*STORED DATA:*
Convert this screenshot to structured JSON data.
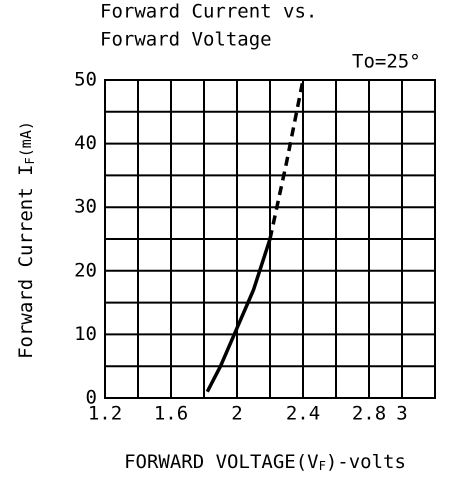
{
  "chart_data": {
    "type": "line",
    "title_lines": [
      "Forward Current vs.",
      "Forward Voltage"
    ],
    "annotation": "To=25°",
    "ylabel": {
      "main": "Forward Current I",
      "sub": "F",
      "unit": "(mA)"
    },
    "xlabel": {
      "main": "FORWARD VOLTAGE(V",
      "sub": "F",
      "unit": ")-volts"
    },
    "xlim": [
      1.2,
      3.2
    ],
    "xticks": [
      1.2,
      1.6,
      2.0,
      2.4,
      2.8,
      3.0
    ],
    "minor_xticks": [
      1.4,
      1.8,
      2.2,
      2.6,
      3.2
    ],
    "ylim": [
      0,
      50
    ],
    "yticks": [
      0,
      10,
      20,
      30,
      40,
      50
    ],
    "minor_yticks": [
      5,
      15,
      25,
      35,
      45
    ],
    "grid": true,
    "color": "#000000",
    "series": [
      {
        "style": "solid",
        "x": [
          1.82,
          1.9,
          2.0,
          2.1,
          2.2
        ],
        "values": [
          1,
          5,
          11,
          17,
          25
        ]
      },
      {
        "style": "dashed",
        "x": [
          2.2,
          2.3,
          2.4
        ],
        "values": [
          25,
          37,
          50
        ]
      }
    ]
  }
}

*WRITTEN REQUEST:* Find the number of lines in which the word "main" occurs, and write nothing but that number.

*SOLUTION TO THIS EXERCISE:* 2